Given request:
Repeat the records below exactly as they appear.

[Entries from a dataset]
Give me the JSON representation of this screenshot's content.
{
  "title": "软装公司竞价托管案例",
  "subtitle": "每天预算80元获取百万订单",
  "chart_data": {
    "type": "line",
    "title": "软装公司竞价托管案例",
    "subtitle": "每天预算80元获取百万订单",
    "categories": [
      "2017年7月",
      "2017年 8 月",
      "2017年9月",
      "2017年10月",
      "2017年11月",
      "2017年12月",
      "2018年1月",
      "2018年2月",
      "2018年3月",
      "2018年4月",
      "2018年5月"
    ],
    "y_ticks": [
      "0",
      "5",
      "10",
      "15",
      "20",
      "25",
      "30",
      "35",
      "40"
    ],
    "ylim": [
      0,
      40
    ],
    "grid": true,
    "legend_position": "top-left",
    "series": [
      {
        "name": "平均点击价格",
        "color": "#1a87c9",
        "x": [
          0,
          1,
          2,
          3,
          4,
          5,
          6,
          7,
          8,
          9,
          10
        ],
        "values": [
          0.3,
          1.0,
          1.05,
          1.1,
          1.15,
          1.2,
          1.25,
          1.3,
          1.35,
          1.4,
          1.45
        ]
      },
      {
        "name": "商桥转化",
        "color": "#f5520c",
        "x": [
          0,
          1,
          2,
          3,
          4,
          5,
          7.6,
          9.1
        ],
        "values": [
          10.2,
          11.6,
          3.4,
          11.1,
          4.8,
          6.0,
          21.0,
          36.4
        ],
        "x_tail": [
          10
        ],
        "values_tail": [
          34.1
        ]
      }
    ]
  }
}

Output for this exercise:
Give me the JSON representation of this screenshot's content.
{
  "title": "软装公司竞价托管案例",
  "subtitle": "每天预算80元获取百万订单",
  "chart_data": {
    "type": "line",
    "title": "软装公司竞价托管案例",
    "subtitle": "每天预算80元获取百万订单",
    "categories": [
      "2017年7月",
      "2017年 8 月",
      "2017年9月",
      "2017年10月",
      "2017年11月",
      "2017年12月",
      "2018年1月",
      "2018年2月",
      "2018年3月",
      "2018年4月",
      "2018年5月"
    ],
    "y_ticks": [
      "0",
      "5",
      "10",
      "15",
      "20",
      "25",
      "30",
      "35",
      "40"
    ],
    "ylim": [
      0,
      40
    ],
    "grid": true,
    "legend_position": "top-left",
    "series": [
      {
        "name": "平均点击价格",
        "color": "#1a87c9",
        "x": [
          0,
          1,
          2,
          3,
          4,
          5,
          6,
          7,
          8,
          9,
          10
        ],
        "values": [
          0.3,
          1.0,
          1.05,
          1.1,
          1.15,
          1.2,
          1.25,
          1.3,
          1.35,
          1.4,
          1.45
        ]
      },
      {
        "name": "商桥转化",
        "color": "#f5520c",
        "x": [
          0,
          1,
          2,
          3,
          4,
          5,
          7.6,
          9.1
        ],
        "values": [
          10.2,
          11.6,
          3.4,
          11.1,
          4.8,
          6.0,
          21.0,
          36.4
        ],
        "x_tail": [
          10
        ],
        "values_tail": [
          34.1
        ]
      }
    ]
  }
}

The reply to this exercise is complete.